═════ INPUT DATA
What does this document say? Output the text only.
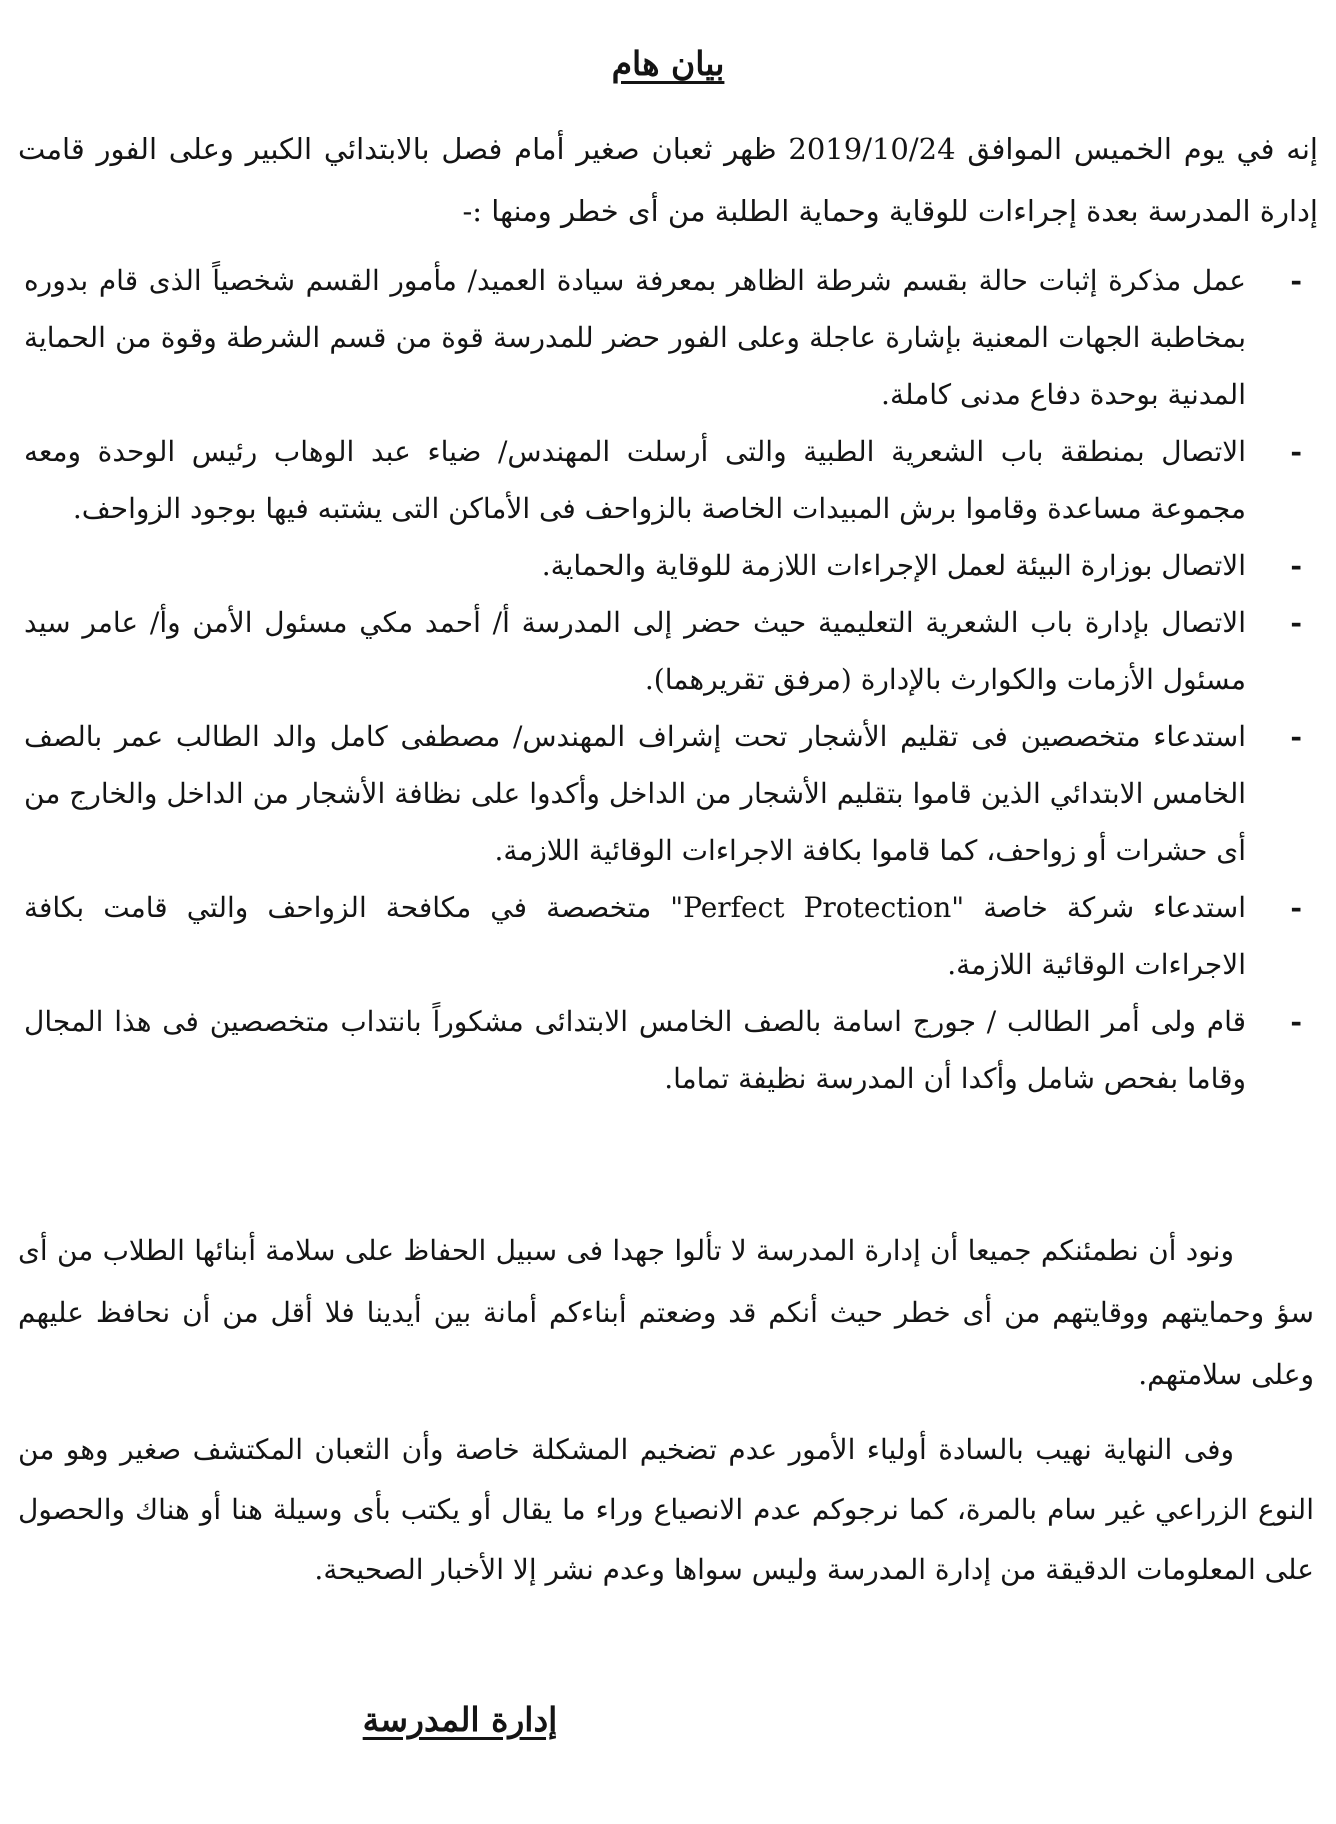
بيان هام
إنه في يوم الخميس الموافق 2019/10/24 ظهر ثعبان صغير أمام فصل بالابتدائي الكبير وعلى الفور قامت إدارة المدرسة بعدة إجراءات للوقاية وحماية الطلبة من أى خطر ومنها :-
-
عمل مذكرة إثبات حالة بقسم شرطة الظاهر بمعرفة سيادة العميد/ مأمور القسم شخصياً الذى قام بدوره بمخاطبة الجهات المعنية بإشارة عاجلة وعلى الفور حضر للمدرسة قوة من قسم الشرطة وقوة من الحماية المدنية بوحدة دفاع مدنى كاملة.
-
الاتصال بمنطقة باب الشعرية الطبية والتى أرسلت المهندس/ ضياء عبد الوهاب رئيس الوحدة ومعه مجموعة مساعدة وقاموا برش المبيدات الخاصة بالزواحف فى الأماكن التى يشتبه فيها بوجود الزواحف.
-
الاتصال بوزارة البيئة لعمل الإجراءات اللازمة للوقاية والحماية.
-
الاتصال بإدارة باب الشعرية التعليمية حيث حضر إلى المدرسة أ/ أحمد مكي مسئول الأمن وأ/ عامر سيد مسئول الأزمات والكوارث بالإدارة (مرفق تقريرهما).
-
استدعاء متخصصين فى تقليم الأشجار تحت إشراف المهندس/ مصطفى كامل والد الطالب عمر بالصف الخامس الابتدائي الذين قاموا بتقليم الأشجار من الداخل وأكدوا على نظافة الأشجار من الداخل والخارج من أى حشرات أو زواحف، كما قاموا بكافة الاجراءات الوقائية اللازمة.
-
استدعاء شركة خاصة "Perfect Protection" متخصصة في مكافحة الزواحف والتي قامت بكافة الاجراءات الوقائية اللازمة.
-
قام ولى أمر الطالب / جورج اسامة بالصف الخامس الابتدائى مشكوراً بانتداب متخصصين فى هذا المجال وقاما بفحص شامل وأكدا أن المدرسة نظيفة تماما.
ونود أن نطمئنكم جميعا أن إدارة المدرسة لا تألوا جهدا فى سبيل الحفاظ على سلامة أبنائها الطلاب من أى سؤ وحمايتهم ووقايتهم من أى خطر حيث أنكم قد وضعتم أبناءكم أمانة بين أيدينا فلا أقل من أن نحافظ عليهم وعلى سلامتهم.
وفى النهاية نهيب بالسادة أولياء الأمور عدم تضخيم المشكلة خاصة وأن الثعبان المكتشف صغير وهو من النوع الزراعي غير سام بالمرة، كما نرجوكم عدم الانصياع وراء ما يقال أو يكتب بأى وسيلة هنا أو هناك والحصول على المعلومات الدقيقة من إدارة المدرسة وليس سواها وعدم نشر إلا الأخبار الصحيحة.
إدارة المدرسة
══════════
WHAT YOU ARE ASKED TO DO: Restate each entry word for word, leaving out any pictures.

OUTPUT:
What does this document say? Output the text only.
بيان هام
إنه في يوم الخميس الموافق 2019/10/24 ظهر ثعبان صغير أمام فصل بالابتدائي الكبير وعلى الفور قامت إدارة المدرسة بعدة إجراءات للوقاية وحماية الطلبة من أى خطر ومنها :-
-
عمل مذكرة إثبات حالة بقسم شرطة الظاهر بمعرفة سيادة العميد/ مأمور القسم شخصياً الذى قام بدوره بمخاطبة الجهات المعنية بإشارة عاجلة وعلى الفور حضر للمدرسة قوة من قسم الشرطة وقوة من الحماية المدنية بوحدة دفاع مدنى كاملة.
-
الاتصال بمنطقة باب الشعرية الطبية والتى أرسلت المهندس/ ضياء عبد الوهاب رئيس الوحدة ومعه مجموعة مساعدة وقاموا برش المبيدات الخاصة بالزواحف فى الأماكن التى يشتبه فيها بوجود الزواحف.
-
الاتصال بوزارة البيئة لعمل الإجراءات اللازمة للوقاية والحماية.
-
الاتصال بإدارة باب الشعرية التعليمية حيث حضر إلى المدرسة أ/ أحمد مكي مسئول الأمن وأ/ عامر سيد مسئول الأزمات والكوارث بالإدارة (مرفق تقريرهما).
-
استدعاء متخصصين فى تقليم الأشجار تحت إشراف المهندس/ مصطفى كامل والد الطالب عمر بالصف الخامس الابتدائي الذين قاموا بتقليم الأشجار من الداخل وأكدوا على نظافة الأشجار من الداخل والخارج من أى حشرات أو زواحف، كما قاموا بكافة الاجراءات الوقائية اللازمة.
-
استدعاء شركة خاصة "Perfect Protection" متخصصة في مكافحة الزواحف والتي قامت بكافة الاجراءات الوقائية اللازمة.
-
قام ولى أمر الطالب / جورج اسامة بالصف الخامس الابتدائى مشكوراً بانتداب متخصصين فى هذا المجال وقاما بفحص شامل وأكدا أن المدرسة نظيفة تماما.
ونود أن نطمئنكم جميعا أن إدارة المدرسة لا تألوا جهدا فى سبيل الحفاظ على سلامة أبنائها الطلاب من أى سؤ وحمايتهم ووقايتهم من أى خطر حيث أنكم قد وضعتم أبناءكم أمانة بين أيدينا فلا أقل من أن نحافظ عليهم وعلى سلامتهم.
وفى النهاية نهيب بالسادة أولياء الأمور عدم تضخيم المشكلة خاصة وأن الثعبان المكتشف صغير وهو من النوع الزراعي غير سام بالمرة، كما نرجوكم عدم الانصياع وراء ما يقال أو يكتب بأى وسيلة هنا أو هناك والحصول على المعلومات الدقيقة من إدارة المدرسة وليس سواها وعدم نشر إلا الأخبار الصحيحة.
إدارة المدرسة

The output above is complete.